• Task to complete
Using the listing below, copy every line that mentions "this".

• Source material
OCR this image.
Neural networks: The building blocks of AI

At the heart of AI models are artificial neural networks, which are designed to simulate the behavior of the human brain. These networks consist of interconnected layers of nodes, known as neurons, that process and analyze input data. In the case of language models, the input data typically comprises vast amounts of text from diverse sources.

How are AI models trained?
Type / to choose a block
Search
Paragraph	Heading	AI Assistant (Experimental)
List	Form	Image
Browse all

---

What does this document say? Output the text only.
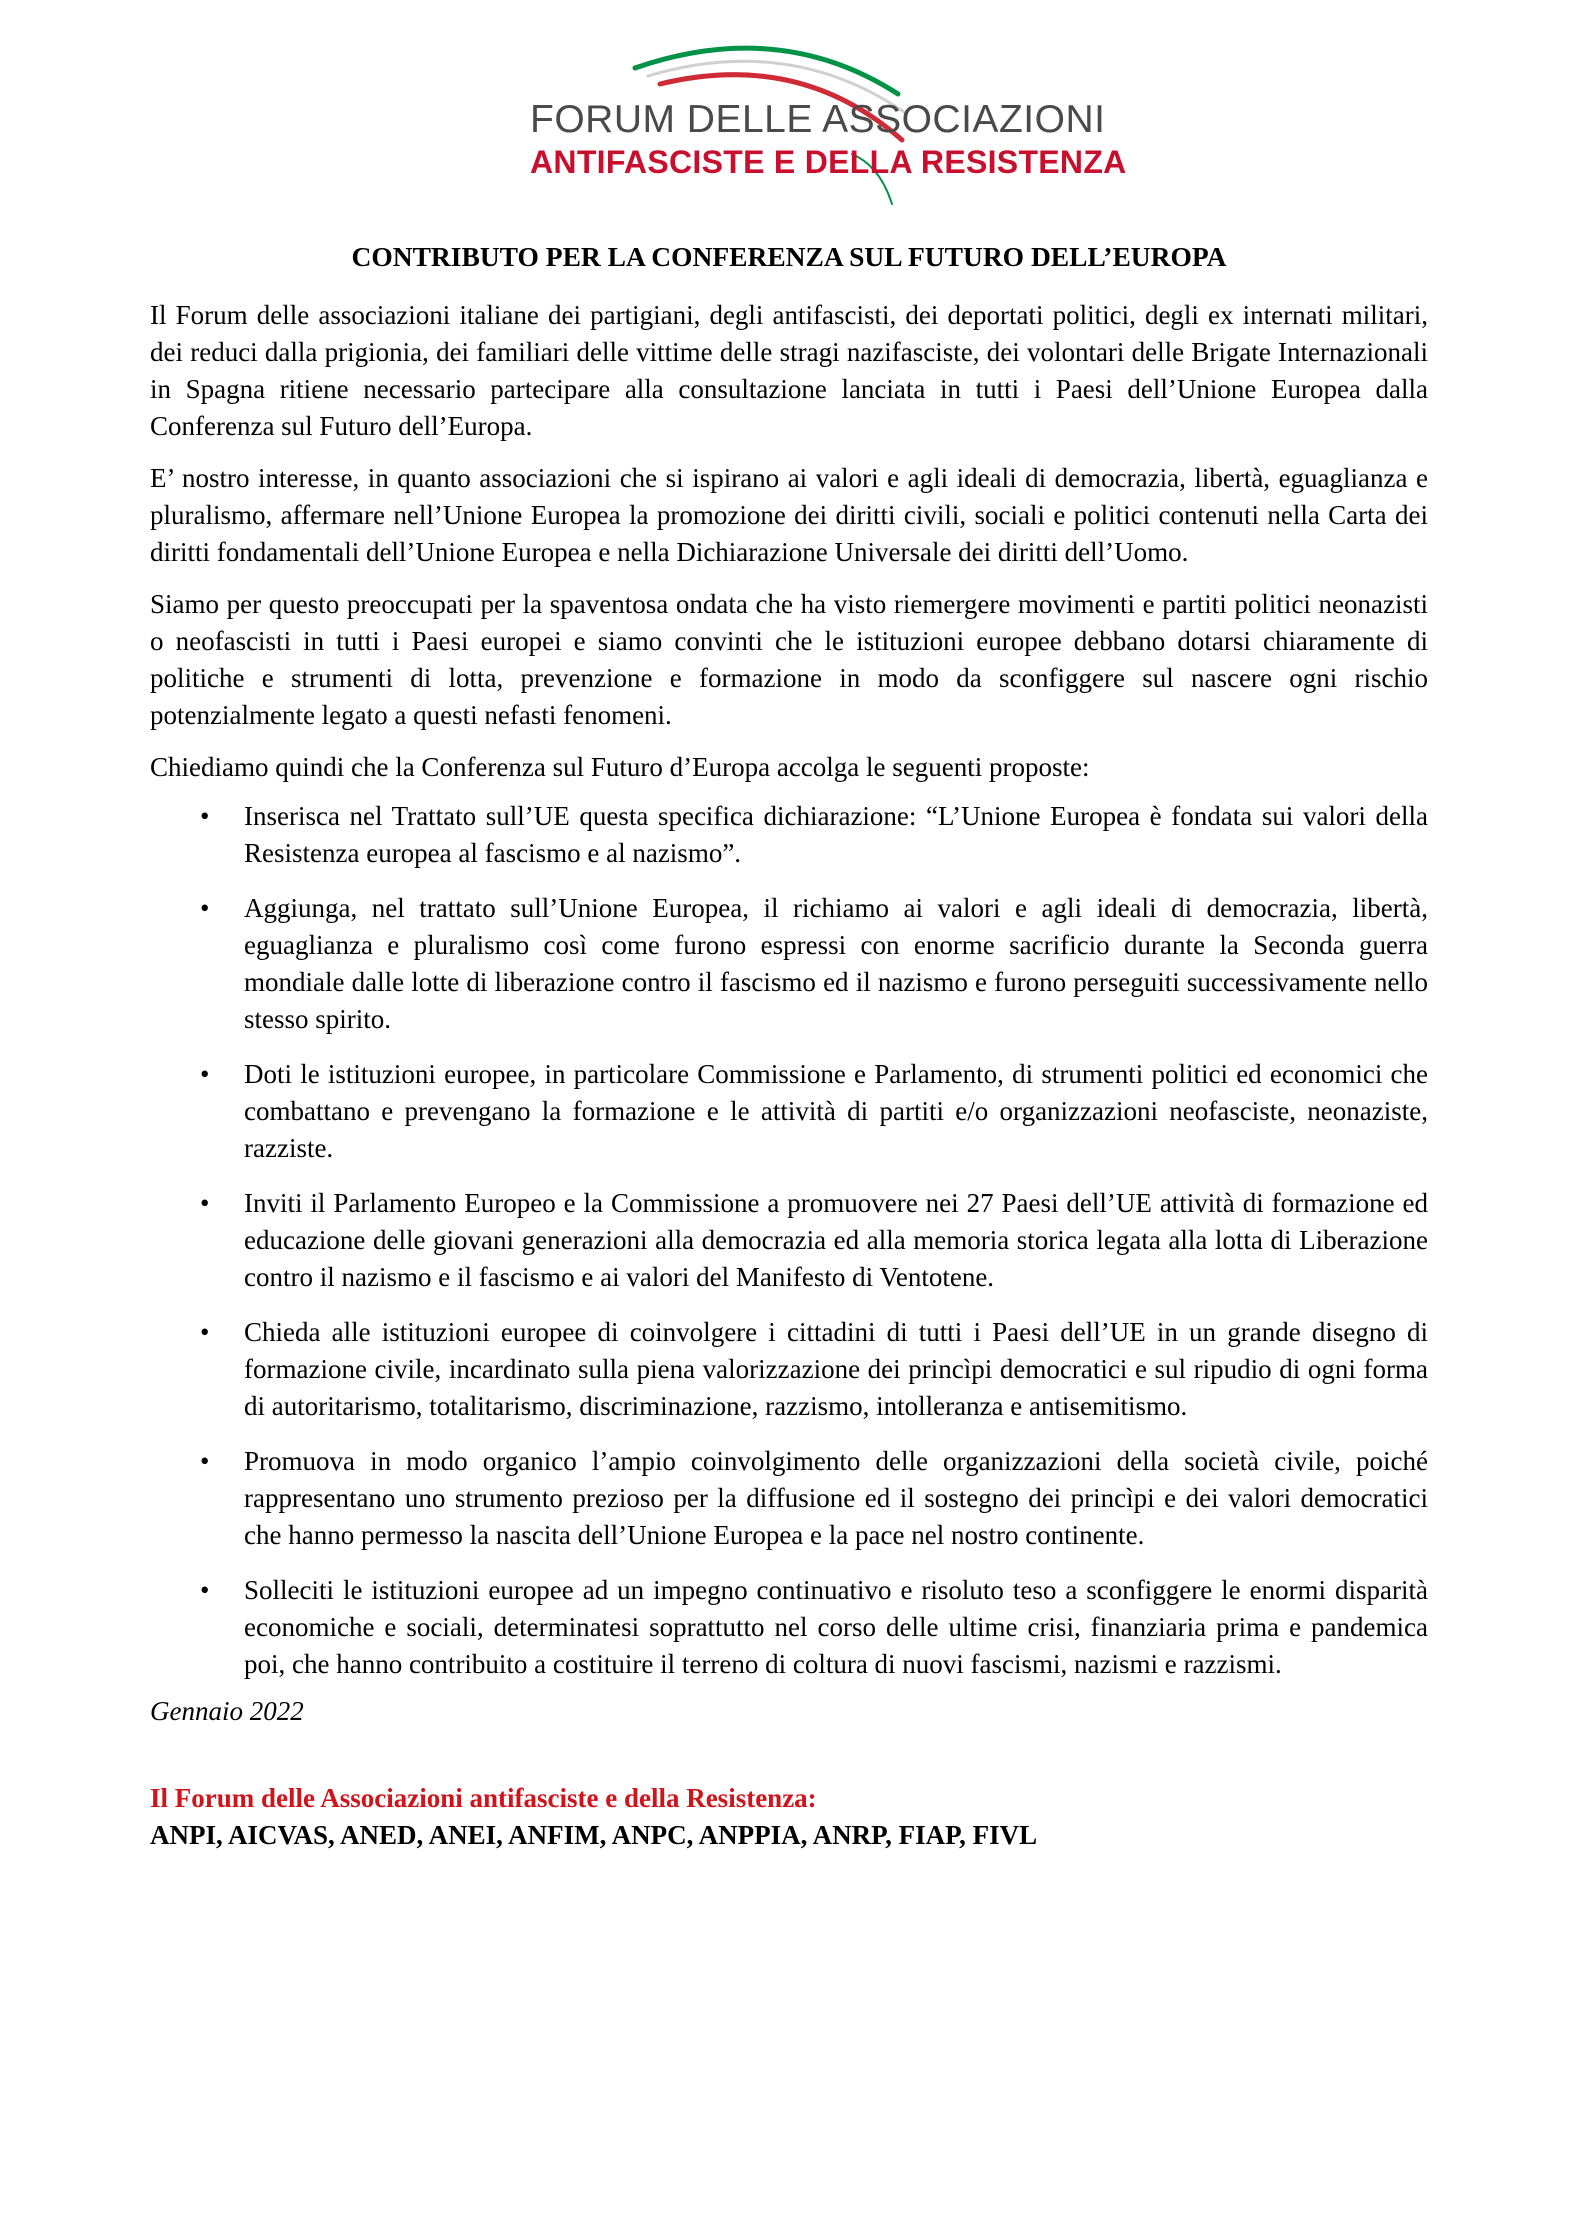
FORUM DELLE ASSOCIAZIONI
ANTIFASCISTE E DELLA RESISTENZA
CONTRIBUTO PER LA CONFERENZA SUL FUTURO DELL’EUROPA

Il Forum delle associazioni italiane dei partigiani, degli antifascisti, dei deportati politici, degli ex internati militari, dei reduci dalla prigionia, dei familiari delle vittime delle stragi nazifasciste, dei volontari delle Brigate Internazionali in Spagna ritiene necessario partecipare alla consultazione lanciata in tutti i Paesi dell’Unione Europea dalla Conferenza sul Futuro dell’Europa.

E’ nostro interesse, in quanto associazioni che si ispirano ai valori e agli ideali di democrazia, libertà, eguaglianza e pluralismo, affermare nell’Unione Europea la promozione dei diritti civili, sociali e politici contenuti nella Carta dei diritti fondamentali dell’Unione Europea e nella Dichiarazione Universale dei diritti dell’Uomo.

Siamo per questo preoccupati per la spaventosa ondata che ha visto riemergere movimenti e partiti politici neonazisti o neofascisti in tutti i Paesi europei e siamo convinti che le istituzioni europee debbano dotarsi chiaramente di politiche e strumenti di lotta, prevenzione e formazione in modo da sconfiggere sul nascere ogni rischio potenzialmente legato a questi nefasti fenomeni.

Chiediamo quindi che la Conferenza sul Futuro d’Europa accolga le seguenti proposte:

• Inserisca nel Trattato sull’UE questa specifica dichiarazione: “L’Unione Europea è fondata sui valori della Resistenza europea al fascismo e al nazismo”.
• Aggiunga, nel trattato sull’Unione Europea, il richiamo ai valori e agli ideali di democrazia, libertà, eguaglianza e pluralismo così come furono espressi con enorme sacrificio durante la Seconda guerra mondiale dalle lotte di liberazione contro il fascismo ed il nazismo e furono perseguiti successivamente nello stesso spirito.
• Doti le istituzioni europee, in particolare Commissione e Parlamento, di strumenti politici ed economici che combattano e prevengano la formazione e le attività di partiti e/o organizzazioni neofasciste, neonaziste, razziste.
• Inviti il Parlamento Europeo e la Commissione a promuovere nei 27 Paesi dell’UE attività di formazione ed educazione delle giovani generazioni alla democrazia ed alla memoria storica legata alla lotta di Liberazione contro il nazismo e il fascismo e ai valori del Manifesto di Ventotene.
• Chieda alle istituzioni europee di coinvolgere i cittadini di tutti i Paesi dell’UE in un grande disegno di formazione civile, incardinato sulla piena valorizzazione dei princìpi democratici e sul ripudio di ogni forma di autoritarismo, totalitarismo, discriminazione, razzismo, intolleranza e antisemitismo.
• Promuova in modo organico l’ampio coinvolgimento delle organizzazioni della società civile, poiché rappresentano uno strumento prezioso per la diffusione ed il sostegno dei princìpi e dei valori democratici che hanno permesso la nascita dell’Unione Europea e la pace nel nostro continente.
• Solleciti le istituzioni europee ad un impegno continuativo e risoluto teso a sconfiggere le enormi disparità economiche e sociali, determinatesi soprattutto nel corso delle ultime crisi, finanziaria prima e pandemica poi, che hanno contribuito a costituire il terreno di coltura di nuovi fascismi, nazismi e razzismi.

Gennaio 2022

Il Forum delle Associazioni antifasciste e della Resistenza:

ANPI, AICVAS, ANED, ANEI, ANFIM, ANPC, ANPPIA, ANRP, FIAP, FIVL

• Exercise response
OCR this image.
What does this document say? Output the text only.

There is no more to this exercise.